— START Supplied entries —

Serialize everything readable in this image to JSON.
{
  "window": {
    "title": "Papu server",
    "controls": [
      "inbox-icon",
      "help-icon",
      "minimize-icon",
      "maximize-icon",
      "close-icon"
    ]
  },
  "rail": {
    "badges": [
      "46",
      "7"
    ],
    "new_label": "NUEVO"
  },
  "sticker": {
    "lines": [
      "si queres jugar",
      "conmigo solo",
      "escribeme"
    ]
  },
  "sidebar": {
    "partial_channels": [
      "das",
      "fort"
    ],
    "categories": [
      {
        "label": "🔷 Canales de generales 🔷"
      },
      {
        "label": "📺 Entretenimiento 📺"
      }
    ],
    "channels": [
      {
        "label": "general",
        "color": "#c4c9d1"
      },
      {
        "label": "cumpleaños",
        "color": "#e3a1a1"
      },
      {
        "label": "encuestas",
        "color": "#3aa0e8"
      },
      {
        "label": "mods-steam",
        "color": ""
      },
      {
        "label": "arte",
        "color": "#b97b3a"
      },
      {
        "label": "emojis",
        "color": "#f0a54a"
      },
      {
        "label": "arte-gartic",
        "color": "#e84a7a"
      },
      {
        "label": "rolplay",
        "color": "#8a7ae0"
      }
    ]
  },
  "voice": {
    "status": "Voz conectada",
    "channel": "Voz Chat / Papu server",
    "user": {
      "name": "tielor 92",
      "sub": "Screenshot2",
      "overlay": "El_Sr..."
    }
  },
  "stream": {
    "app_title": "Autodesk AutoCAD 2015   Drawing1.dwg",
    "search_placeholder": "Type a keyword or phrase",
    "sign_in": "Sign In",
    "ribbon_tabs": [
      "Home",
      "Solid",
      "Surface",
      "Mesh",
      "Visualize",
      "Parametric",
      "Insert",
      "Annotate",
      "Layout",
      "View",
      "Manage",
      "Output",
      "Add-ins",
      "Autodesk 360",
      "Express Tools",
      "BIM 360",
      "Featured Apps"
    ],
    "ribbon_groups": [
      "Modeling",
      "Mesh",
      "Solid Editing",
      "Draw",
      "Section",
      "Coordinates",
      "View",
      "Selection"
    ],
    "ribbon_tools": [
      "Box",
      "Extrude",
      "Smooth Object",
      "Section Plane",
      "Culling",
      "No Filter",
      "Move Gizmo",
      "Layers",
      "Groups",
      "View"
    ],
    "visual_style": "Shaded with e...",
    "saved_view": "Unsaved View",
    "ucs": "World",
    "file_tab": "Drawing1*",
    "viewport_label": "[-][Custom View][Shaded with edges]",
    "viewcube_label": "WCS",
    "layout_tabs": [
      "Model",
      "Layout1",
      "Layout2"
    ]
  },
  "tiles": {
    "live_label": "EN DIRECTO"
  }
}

— END Supplied entries —
— START Supplied entries —

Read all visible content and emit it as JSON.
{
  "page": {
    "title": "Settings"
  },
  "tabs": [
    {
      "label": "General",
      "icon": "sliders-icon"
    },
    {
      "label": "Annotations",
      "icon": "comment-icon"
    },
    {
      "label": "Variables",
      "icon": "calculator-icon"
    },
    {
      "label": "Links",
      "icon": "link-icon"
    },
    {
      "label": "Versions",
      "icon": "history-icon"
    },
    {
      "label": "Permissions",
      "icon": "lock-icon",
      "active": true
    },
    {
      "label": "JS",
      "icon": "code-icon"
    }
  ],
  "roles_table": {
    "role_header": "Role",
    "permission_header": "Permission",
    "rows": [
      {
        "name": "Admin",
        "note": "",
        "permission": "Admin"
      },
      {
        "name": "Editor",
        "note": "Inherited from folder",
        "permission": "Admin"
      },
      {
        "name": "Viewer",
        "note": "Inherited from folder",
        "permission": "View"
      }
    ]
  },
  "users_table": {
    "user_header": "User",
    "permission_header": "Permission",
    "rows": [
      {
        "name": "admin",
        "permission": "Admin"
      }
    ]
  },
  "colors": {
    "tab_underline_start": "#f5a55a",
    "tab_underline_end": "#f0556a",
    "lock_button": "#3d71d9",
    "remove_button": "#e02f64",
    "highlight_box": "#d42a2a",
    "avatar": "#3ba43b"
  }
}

— END Supplied entries —

= The request =
State how many lines of the listing above hold the word "Autodesk", with nothing but the number.

= Task output =
2